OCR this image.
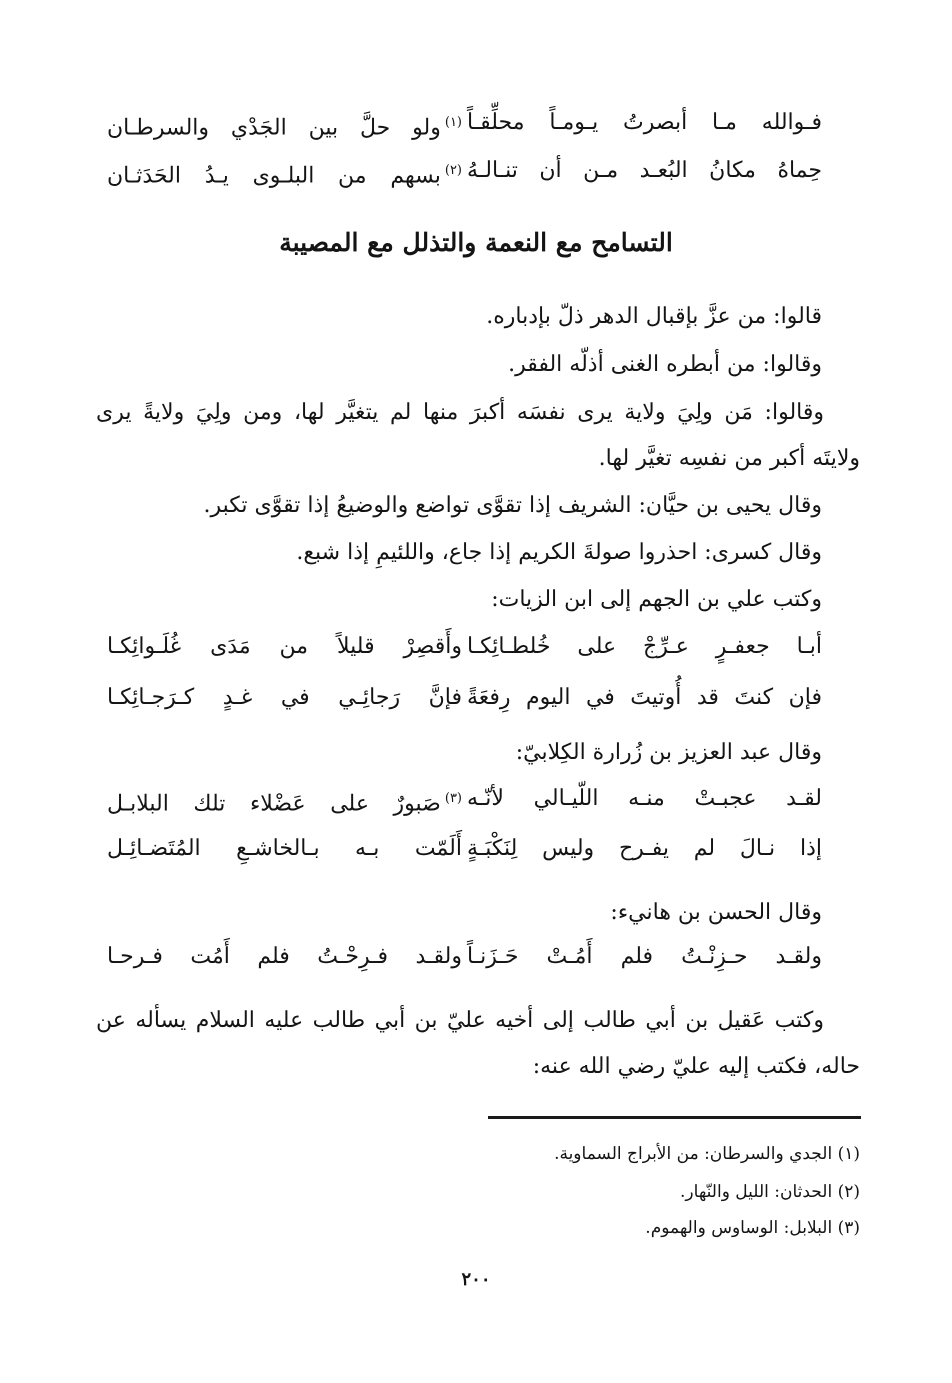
فـوالله مـا أبصرتُ يـومـاً محلِّقـاً
$^{(١)}$ولو حلَّ بين الجَدْي والسرطـان
حِماهُ مكانُ البُعـد مـن أن تنـالـهُ
$^{(٢)}$بسهم من البلـوى يـدُ الحَدَثـان
التسامح مع النعمة والتذلل مع المصيبة
قالوا: من عزَّ بإقبال الدهر ذلّ بإدباره.
وقالوا: من أبطره الغنى أذلّه الفقر.
وقالوا: مَن ولِيَ ولاية يرى نفسَه أكبرَ منها لم يتغيَّر لها، ومن ولِيَ ولايةً يرى
ولايتَه أكبر من نفسِه تغيَّر لها.
وقال يحيى بن حيَّان: الشريف إذا تقوَّى تواضع والوضيعُ إذا تقوَّى تكبر.
وقال كسرى: احذروا صولةَ الكريم إذا جاع، واللئيمِ إذا شبع.
وكتب علي بن الجهم إلى ابن الزيات:
أبـا جعفـرٍ عـرِّجْ على خُلطـائِكـا
وأَقصِرْ قليلاً من مَدَى غُلَـوائِكـا
فإن كنتَ قد أُوتيتَ في اليوم رِفعَةً
فإنَّ رَجائِـي في غـدٍ كـرَجـائِكـا
وقال عبد العزيز بن زُرارة الكِلابيّ:
لقـد عجبـتْ منـه اللّيـالي لأنّـه
$^{(٣)}$صَبورٌ على عَضْلاء تلك البلابـل
إذا نـالَ لم يفـرح وليس لِنَكْبَـةٍ
أَلَمّت بـه بـالخاشـعِ المُتَضـائِـل
وقال الحسن بن هانيء:
ولقـد حـزِنْـتُ فلم أَمُـتْ حَـزَنـاً
ولقـد فـرِحْـتُ فلم أَمُت فـرحـا
وكتب عَقيل بن أبي طالب إلى أخيه عليّ بن أبي طالب عليه السلام يسأله عن
حاله، فكتب إليه عليّ رضي الله عنه:
(١) الجدي والسرطان: من الأبراج السماوية.
(٢) الحدثان: الليل والنّهار.
(٣) البلابل: الوساوس والهموم.
٢٠٠
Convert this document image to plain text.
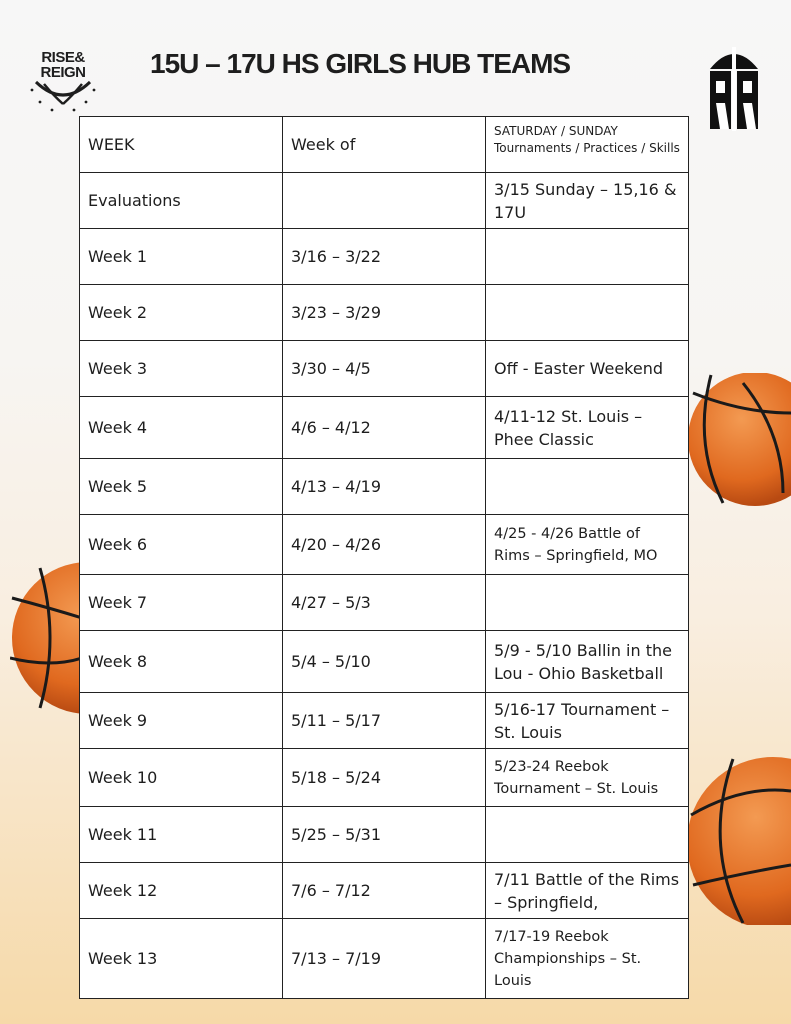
RISE&
REIGN 15U – 17U HS GIRLS HUB TEAMS
WEEK	Week of	SATURDAY / SUNDAY Tournaments / Practices / Skills
Evaluations		3/15 Sunday – 15,16 & 17U
Week 1	3/16 – 3/22	
Week 2	3/23 – 3/29	
Week 3	3/30 – 4/5	Off - Easter Weekend
Week 4	4/6 – 4/12	4/11-12 St. Louis – Phee Classic
Week 5	4/13 – 4/19	
Week 6	4/20 – 4/26	4/25 - 4/26 Battle of Rims – Springfield, MO
Week 7	4/27 – 5/3	
Week 8	5/4 – 5/10	5/9 - 5/10 Ballin in the Lou - Ohio Basketball
Week 9	5/11 – 5/17	5/16-17 Tournament – St. Louis
Week 10	5/18 – 5/24	5/23-24 Reebok Tournament – St. Louis
Week 11	5/25 – 5/31	
Week 12	7/6 – 7/12	7/11 Battle of the Rims – Springfield,
Week 13	7/13 – 7/19	7/17-19 Reebok Championships – St. Louis
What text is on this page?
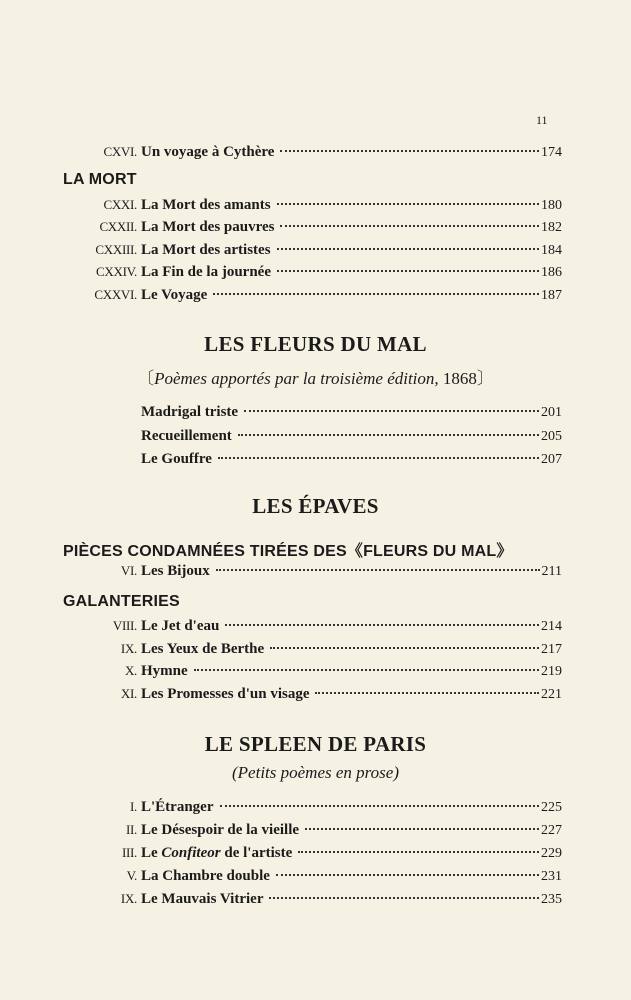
11
CXVI. Un voyage à Cythère	174
LA MORT
CXXI. La Mort des amants	180
CXXII. La Mort des pauvres	182
CXXIII. La Mort des artistes	184
CXXIV. La Fin de la journée	186
CXXVI. Le Voyage	187
LES FLEURS DU MAL
〔Poèmes apportés par la troisième édition, 1868〕
Madrigal triste	201
Recueillement	205
Le Gouffre	207
LES ÉPAVES
PIÈCES CONDAMNÉES TIRÉES DES《FLEURS DU MAL》
VI. Les Bijoux	211
GALANTERIES
VIII. Le Jet d'eau	214
IX. Les Yeux de Berthe	217
X. Hymne	219
XI. Les Promesses d'un visage	221
LE SPLEEN DE PARIS
(Petits poèmes en prose)
I. L'Étranger	225
II. Le Désespoir de la vieille	227
III. Le Confiteor de l'artiste	229
V. La Chambre double	231
IX. Le Mauvais Vitrier	235
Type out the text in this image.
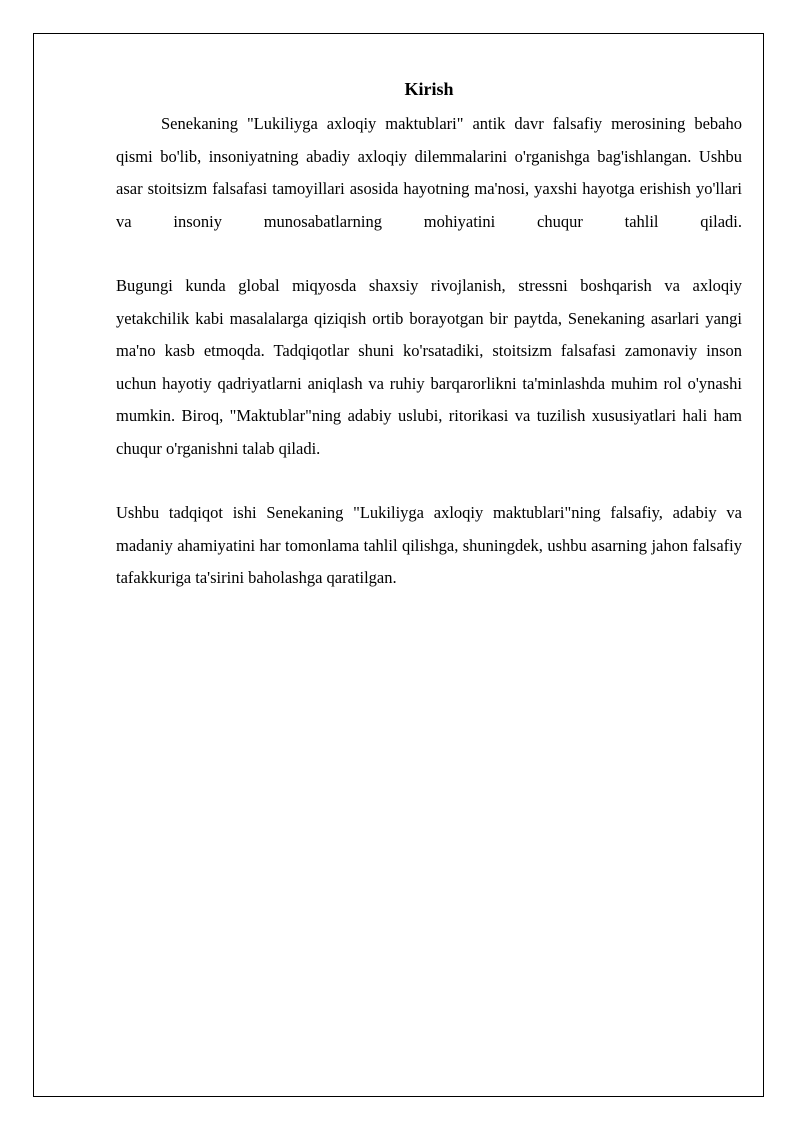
Kirish

Senekaning "Lukiliyga axloqiy maktublari" antik davr falsafiy merosining bebaho qismi bo'lib, insoniyatning abadiy axloqiy dilemmalarini o'rganishga bag'ishlangan. Ushbu asar stoitsizm falsafasi tamoyillari asosida hayotning ma'nosi, yaxshi hayotga erishish yo'llari va insoniy munosabatlarning mohiyatini chuqur tahlil qiladi.

Bugungi kunda global miqyosda shaxsiy rivojlanish, stressni boshqarish va axloqiy yetakchilik kabi masalalarga qiziqish ortib borayotgan bir paytda, Senekaning asarlari yangi ma'no kasb etmoqda. Tadqiqotlar shuni ko'rsatadiki, stoitsizm falsafasi zamonaviy inson uchun hayotiy qadriyatlarni aniqlash va ruhiy barqarorlikni ta'minlashda muhim rol o'ynashi mumkin. Biroq, "Maktublar"ning adabiy uslubi, ritorikasi va tuzilish xususiyatlari hali ham chuqur o'rganishni talab qiladi.

Ushbu tadqiqot ishi Senekaning "Lukiliyga axloqiy maktublari"ning falsafiy, adabiy va madaniy ahamiyatini har tomonlama tahlil qilishga, shuningdek, ushbu asarning jahon falsafiy tafakkuriga ta'sirini baholashga qaratilgan.
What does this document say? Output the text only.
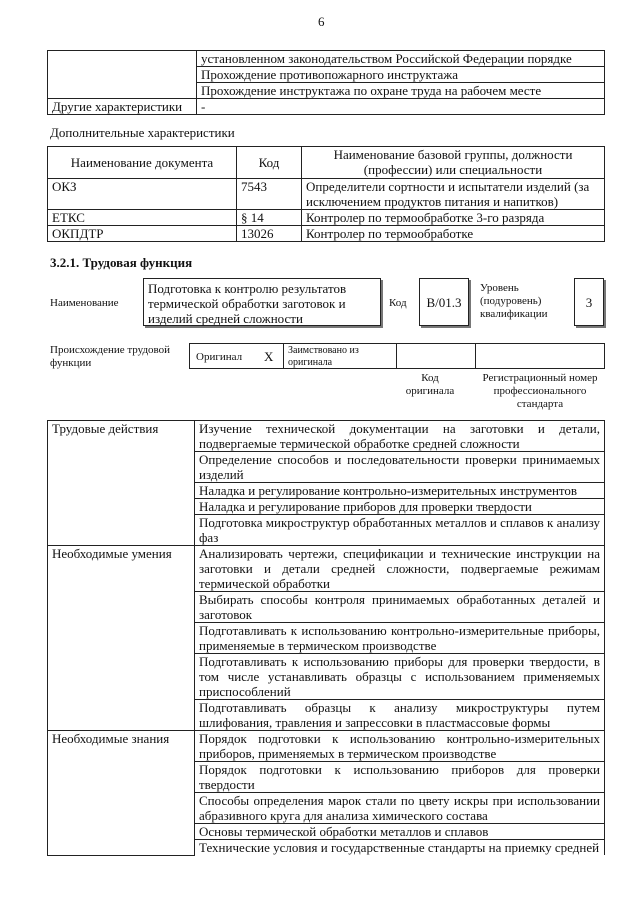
6
	установленном законодательством Российской Федерации порядке
	Прохождение противопожарного инструктажа
	Прохождение инструктажа по охране труда на рабочем месте
Другие характеристики	-
Дополнительные характеристики
Наименование документа	Код	Наименование базовой группы, должности (профессии) или специальности
ОКЗ	7543	Определители сортности и испытатели изделий (за исключением продуктов питания и напитков)
ЕТКС	§ 14	Контролер по термообработке 3-го разряда
ОКПДТР	13026	Контролер по термообработке
3.2.1. Трудовая функция
Наименование
Подготовка к контролю результатов термической обработки заготовок и изделий средней сложности
Код	В/01.3
Уровень (подуровень) квалификации
3
Происхождение трудовой функции	Оригинал X Заимствовано из оригинала
Код оригинала
Регистрационный номер профессионального стандарта
Трудовые действия	Изучение технической документации на заготовки и детали, подвергаемые термической обработке средней сложности
	Определение способов и последовательности проверки принимаемых изделий
	Наладка и регулирование контрольно-измерительных инструментов
	Наладка и регулирование приборов для проверки твердости
	Подготовка микроструктур обработанных металлов и сплавов к анализу фаз
Необходимые умения	Анализировать чертежи, спецификации и технические инструкции на заготовки и детали средней сложности, подвергаемые режимам термической обработки
	Выбирать способы контроля принимаемых обработанных деталей и заготовок
	Подготавливать к использованию контрольно-измерительные приборы, применяемые в термическом производстве
	Подготавливать к использованию приборы для проверки твердости, в том числе устанавливать образцы с использованием применяемых приспособлений
	Подготавливать образцы к анализу микроструктуры путем шлифования, травления и запрессовки в пластмассовые формы
Необходимые знания	Порядок подготовки к использованию контрольно-измерительных приборов, применяемых в термическом производстве
	Порядок подготовки к использованию приборов для проверки твердости
	Способы определения марок стали по цвету искры при использовании абразивного круга для анализа химического состава
	Основы термической обработки металлов и сплавов
	Технические условия и государственные стандарты на приемку средней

____________________

[EXERCISE]:
Each line holding "Порядок" must be found and copied.

[WRITTEN RESPONSE]:
Необходимые знания	Порядок подготовки к использованию контрольно-измерительных приборов, применяемых в термическом производстве
	Порядок подготовки к использованию приборов для проверки твердости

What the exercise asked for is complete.